_Figure record extracts:_
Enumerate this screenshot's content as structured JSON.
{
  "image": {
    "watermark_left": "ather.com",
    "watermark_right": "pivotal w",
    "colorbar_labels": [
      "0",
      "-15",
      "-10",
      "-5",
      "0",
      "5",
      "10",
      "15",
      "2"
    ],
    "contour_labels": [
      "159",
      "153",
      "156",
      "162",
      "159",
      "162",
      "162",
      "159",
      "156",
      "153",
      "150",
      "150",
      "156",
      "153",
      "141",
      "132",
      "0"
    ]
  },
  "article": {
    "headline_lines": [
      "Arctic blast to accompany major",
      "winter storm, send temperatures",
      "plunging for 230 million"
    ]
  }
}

_Objective:_
Return each line of the records above exactly as it reads.

_Task response:_
Enumerate this screenshot's content as structured JSON.
{
  "image": {
    "watermark_left": "ather.com",
    "watermark_right": "pivotal w",
    "colorbar_labels": [
      "0",
      "-15",
      "-10",
      "-5",
      "0",
      "5",
      "10",
      "15",
      "2"
    ],
    "contour_labels": [
      "159",
      "153",
      "156",
      "162",
      "159",
      "162",
      "162",
      "159",
      "156",
      "153",
      "150",
      "150",
      "156",
      "153",
      "141",
      "132",
      "0"
    ]
  },
  "article": {
    "headline_lines": [
      "Arctic blast to accompany major",
      "winter storm, send temperatures",
      "plunging for 230 million"
    ]
  }
}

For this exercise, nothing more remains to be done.